* _Goal_
Write out the listing below in full and exactly, leaving out every picture.

* _Materials provided_
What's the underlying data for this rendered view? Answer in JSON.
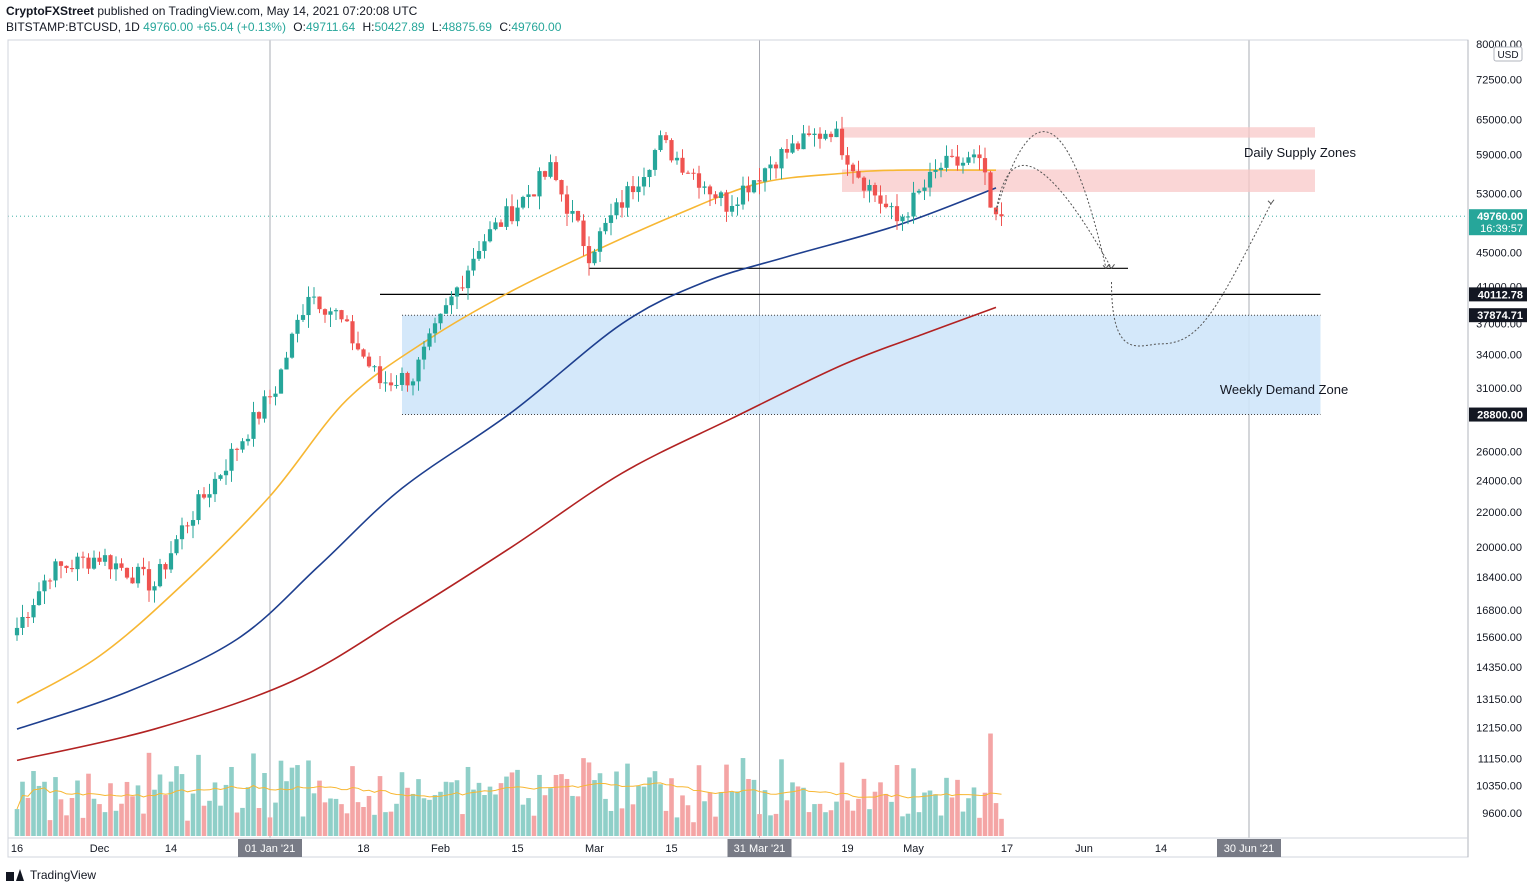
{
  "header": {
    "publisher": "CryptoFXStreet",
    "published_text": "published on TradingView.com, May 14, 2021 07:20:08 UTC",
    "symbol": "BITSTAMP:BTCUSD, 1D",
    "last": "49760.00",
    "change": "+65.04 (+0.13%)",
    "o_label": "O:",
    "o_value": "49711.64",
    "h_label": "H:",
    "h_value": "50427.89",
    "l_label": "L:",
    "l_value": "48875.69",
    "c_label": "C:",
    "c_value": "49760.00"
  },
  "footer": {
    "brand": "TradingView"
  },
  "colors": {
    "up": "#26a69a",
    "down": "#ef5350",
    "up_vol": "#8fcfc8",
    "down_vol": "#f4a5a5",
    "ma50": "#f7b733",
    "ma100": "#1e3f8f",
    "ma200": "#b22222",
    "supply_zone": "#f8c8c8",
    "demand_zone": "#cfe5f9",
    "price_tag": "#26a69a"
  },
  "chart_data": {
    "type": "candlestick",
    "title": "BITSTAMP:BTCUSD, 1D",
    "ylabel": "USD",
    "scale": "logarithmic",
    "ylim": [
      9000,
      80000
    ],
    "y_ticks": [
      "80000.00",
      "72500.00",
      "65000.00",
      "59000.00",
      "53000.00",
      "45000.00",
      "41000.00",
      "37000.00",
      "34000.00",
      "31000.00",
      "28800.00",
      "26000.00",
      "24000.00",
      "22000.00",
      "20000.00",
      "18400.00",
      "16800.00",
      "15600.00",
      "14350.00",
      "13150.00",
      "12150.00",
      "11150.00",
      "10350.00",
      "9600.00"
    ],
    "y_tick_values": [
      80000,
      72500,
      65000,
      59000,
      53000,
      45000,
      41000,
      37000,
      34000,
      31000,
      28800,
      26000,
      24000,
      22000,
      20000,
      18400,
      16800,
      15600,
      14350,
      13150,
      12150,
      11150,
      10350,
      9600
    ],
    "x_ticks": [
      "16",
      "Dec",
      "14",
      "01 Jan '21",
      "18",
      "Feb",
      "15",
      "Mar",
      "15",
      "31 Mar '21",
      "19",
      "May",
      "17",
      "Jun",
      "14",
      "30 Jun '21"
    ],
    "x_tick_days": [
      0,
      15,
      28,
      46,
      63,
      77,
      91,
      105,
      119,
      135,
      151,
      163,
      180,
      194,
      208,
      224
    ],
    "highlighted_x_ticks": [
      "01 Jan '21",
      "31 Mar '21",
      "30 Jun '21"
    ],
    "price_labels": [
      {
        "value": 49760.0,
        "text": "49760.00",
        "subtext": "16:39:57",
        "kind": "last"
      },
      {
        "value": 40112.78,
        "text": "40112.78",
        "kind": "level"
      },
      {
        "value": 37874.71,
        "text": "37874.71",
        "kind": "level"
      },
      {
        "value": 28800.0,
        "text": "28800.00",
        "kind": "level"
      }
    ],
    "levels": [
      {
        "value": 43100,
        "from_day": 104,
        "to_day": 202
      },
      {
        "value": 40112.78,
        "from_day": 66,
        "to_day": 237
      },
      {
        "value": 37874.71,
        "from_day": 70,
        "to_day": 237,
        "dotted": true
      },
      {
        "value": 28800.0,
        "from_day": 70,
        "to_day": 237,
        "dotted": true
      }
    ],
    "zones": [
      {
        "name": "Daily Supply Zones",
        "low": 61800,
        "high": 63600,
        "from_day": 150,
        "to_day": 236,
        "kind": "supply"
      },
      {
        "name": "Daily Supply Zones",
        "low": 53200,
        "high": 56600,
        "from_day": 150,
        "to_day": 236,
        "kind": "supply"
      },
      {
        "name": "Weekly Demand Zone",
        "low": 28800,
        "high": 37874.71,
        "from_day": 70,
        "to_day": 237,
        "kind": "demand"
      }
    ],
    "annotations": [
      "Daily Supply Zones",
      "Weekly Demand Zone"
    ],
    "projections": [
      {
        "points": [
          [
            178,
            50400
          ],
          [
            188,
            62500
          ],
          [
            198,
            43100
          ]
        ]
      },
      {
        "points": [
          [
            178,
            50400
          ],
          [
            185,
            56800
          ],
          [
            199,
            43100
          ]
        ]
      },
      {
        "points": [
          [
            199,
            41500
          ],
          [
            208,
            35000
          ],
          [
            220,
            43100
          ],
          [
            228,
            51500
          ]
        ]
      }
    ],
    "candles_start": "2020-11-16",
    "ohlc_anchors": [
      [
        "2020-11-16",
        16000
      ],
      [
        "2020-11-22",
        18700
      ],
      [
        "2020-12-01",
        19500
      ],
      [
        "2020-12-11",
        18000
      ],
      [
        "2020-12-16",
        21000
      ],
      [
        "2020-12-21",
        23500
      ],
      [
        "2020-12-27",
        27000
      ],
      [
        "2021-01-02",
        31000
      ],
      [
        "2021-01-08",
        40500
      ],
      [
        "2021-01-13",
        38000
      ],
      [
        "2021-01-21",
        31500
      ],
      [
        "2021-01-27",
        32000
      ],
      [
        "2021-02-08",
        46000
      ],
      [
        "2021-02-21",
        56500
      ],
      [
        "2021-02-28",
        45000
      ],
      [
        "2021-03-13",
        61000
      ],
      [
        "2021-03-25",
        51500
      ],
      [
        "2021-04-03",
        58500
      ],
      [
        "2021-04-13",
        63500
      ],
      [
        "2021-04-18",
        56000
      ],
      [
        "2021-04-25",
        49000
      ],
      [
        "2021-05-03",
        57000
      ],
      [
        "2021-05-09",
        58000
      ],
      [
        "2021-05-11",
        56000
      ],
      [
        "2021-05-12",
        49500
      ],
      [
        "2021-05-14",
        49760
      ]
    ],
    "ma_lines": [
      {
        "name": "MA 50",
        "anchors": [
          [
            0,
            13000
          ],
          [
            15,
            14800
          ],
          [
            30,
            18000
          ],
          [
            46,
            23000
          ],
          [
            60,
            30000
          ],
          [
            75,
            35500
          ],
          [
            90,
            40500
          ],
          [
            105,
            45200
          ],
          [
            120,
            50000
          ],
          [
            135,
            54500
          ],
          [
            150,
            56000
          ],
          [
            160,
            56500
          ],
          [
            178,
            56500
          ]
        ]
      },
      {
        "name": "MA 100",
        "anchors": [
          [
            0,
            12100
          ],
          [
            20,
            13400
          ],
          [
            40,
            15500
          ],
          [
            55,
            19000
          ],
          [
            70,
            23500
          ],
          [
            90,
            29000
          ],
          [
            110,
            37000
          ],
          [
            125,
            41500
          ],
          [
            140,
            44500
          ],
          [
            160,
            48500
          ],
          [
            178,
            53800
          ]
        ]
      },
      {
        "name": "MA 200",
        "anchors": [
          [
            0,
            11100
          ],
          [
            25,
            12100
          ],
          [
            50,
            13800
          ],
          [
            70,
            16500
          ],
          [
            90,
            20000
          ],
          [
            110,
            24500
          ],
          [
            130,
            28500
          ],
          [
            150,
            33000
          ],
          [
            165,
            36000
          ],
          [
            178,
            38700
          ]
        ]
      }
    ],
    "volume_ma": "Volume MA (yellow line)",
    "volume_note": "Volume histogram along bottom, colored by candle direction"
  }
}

* _Exercise answer_
What's the underlying data for this rendered view? Answer in JSON.
{
  "header": {
    "publisher": "CryptoFXStreet",
    "published_text": "published on TradingView.com, May 14, 2021 07:20:08 UTC",
    "symbol": "BITSTAMP:BTCUSD, 1D",
    "last": "49760.00",
    "change": "+65.04 (+0.13%)",
    "o_label": "O:",
    "o_value": "49711.64",
    "h_label": "H:",
    "h_value": "50427.89",
    "l_label": "L:",
    "l_value": "48875.69",
    "c_label": "C:",
    "c_value": "49760.00"
  },
  "footer": {
    "brand": "TradingView"
  },
  "colors": {
    "up": "#26a69a",
    "down": "#ef5350",
    "up_vol": "#8fcfc8",
    "down_vol": "#f4a5a5",
    "ma50": "#f7b733",
    "ma100": "#1e3f8f",
    "ma200": "#b22222",
    "supply_zone": "#f8c8c8",
    "demand_zone": "#cfe5f9",
    "price_tag": "#26a69a"
  },
  "chart_data": {
    "type": "candlestick",
    "title": "BITSTAMP:BTCUSD, 1D",
    "ylabel": "USD",
    "scale": "logarithmic",
    "ylim": [
      9000,
      80000
    ],
    "y_ticks": [
      "80000.00",
      "72500.00",
      "65000.00",
      "59000.00",
      "53000.00",
      "45000.00",
      "41000.00",
      "37000.00",
      "34000.00",
      "31000.00",
      "28800.00",
      "26000.00",
      "24000.00",
      "22000.00",
      "20000.00",
      "18400.00",
      "16800.00",
      "15600.00",
      "14350.00",
      "13150.00",
      "12150.00",
      "11150.00",
      "10350.00",
      "9600.00"
    ],
    "y_tick_values": [
      80000,
      72500,
      65000,
      59000,
      53000,
      45000,
      41000,
      37000,
      34000,
      31000,
      28800,
      26000,
      24000,
      22000,
      20000,
      18400,
      16800,
      15600,
      14350,
      13150,
      12150,
      11150,
      10350,
      9600
    ],
    "x_ticks": [
      "16",
      "Dec",
      "14",
      "01 Jan '21",
      "18",
      "Feb",
      "15",
      "Mar",
      "15",
      "31 Mar '21",
      "19",
      "May",
      "17",
      "Jun",
      "14",
      "30 Jun '21"
    ],
    "x_tick_days": [
      0,
      15,
      28,
      46,
      63,
      77,
      91,
      105,
      119,
      135,
      151,
      163,
      180,
      194,
      208,
      224
    ],
    "highlighted_x_ticks": [
      "01 Jan '21",
      "31 Mar '21",
      "30 Jun '21"
    ],
    "price_labels": [
      {
        "value": 49760.0,
        "text": "49760.00",
        "subtext": "16:39:57",
        "kind": "last"
      },
      {
        "value": 40112.78,
        "text": "40112.78",
        "kind": "level"
      },
      {
        "value": 37874.71,
        "text": "37874.71",
        "kind": "level"
      },
      {
        "value": 28800.0,
        "text": "28800.00",
        "kind": "level"
      }
    ],
    "levels": [
      {
        "value": 43100,
        "from_day": 104,
        "to_day": 202
      },
      {
        "value": 40112.78,
        "from_day": 66,
        "to_day": 237
      },
      {
        "value": 37874.71,
        "from_day": 70,
        "to_day": 237,
        "dotted": true
      },
      {
        "value": 28800.0,
        "from_day": 70,
        "to_day": 237,
        "dotted": true
      }
    ],
    "zones": [
      {
        "name": "Daily Supply Zones",
        "low": 61800,
        "high": 63600,
        "from_day": 150,
        "to_day": 236,
        "kind": "supply"
      },
      {
        "name": "Daily Supply Zones",
        "low": 53200,
        "high": 56600,
        "from_day": 150,
        "to_day": 236,
        "kind": "supply"
      },
      {
        "name": "Weekly Demand Zone",
        "low": 28800,
        "high": 37874.71,
        "from_day": 70,
        "to_day": 237,
        "kind": "demand"
      }
    ],
    "annotations": [
      "Daily Supply Zones",
      "Weekly Demand Zone"
    ],
    "projections": [
      {
        "points": [
          [
            178,
            50400
          ],
          [
            188,
            62500
          ],
          [
            198,
            43100
          ]
        ]
      },
      {
        "points": [
          [
            178,
            50400
          ],
          [
            185,
            56800
          ],
          [
            199,
            43100
          ]
        ]
      },
      {
        "points": [
          [
            199,
            41500
          ],
          [
            208,
            35000
          ],
          [
            220,
            43100
          ],
          [
            228,
            51500
          ]
        ]
      }
    ],
    "candles_start": "2020-11-16",
    "ohlc_anchors": [
      [
        "2020-11-16",
        16000
      ],
      [
        "2020-11-22",
        18700
      ],
      [
        "2020-12-01",
        19500
      ],
      [
        "2020-12-11",
        18000
      ],
      [
        "2020-12-16",
        21000
      ],
      [
        "2020-12-21",
        23500
      ],
      [
        "2020-12-27",
        27000
      ],
      [
        "2021-01-02",
        31000
      ],
      [
        "2021-01-08",
        40500
      ],
      [
        "2021-01-13",
        38000
      ],
      [
        "2021-01-21",
        31500
      ],
      [
        "2021-01-27",
        32000
      ],
      [
        "2021-02-08",
        46000
      ],
      [
        "2021-02-21",
        56500
      ],
      [
        "2021-02-28",
        45000
      ],
      [
        "2021-03-13",
        61000
      ],
      [
        "2021-03-25",
        51500
      ],
      [
        "2021-04-03",
        58500
      ],
      [
        "2021-04-13",
        63500
      ],
      [
        "2021-04-18",
        56000
      ],
      [
        "2021-04-25",
        49000
      ],
      [
        "2021-05-03",
        57000
      ],
      [
        "2021-05-09",
        58000
      ],
      [
        "2021-05-11",
        56000
      ],
      [
        "2021-05-12",
        49500
      ],
      [
        "2021-05-14",
        49760
      ]
    ],
    "ma_lines": [
      {
        "name": "MA 50",
        "anchors": [
          [
            0,
            13000
          ],
          [
            15,
            14800
          ],
          [
            30,
            18000
          ],
          [
            46,
            23000
          ],
          [
            60,
            30000
          ],
          [
            75,
            35500
          ],
          [
            90,
            40500
          ],
          [
            105,
            45200
          ],
          [
            120,
            50000
          ],
          [
            135,
            54500
          ],
          [
            150,
            56000
          ],
          [
            160,
            56500
          ],
          [
            178,
            56500
          ]
        ]
      },
      {
        "name": "MA 100",
        "anchors": [
          [
            0,
            12100
          ],
          [
            20,
            13400
          ],
          [
            40,
            15500
          ],
          [
            55,
            19000
          ],
          [
            70,
            23500
          ],
          [
            90,
            29000
          ],
          [
            110,
            37000
          ],
          [
            125,
            41500
          ],
          [
            140,
            44500
          ],
          [
            160,
            48500
          ],
          [
            178,
            53800
          ]
        ]
      },
      {
        "name": "MA 200",
        "anchors": [
          [
            0,
            11100
          ],
          [
            25,
            12100
          ],
          [
            50,
            13800
          ],
          [
            70,
            16500
          ],
          [
            90,
            20000
          ],
          [
            110,
            24500
          ],
          [
            130,
            28500
          ],
          [
            150,
            33000
          ],
          [
            165,
            36000
          ],
          [
            178,
            38700
          ]
        ]
      }
    ],
    "volume_ma": "Volume MA (yellow line)",
    "volume_note": "Volume histogram along bottom, colored by candle direction"
  }
}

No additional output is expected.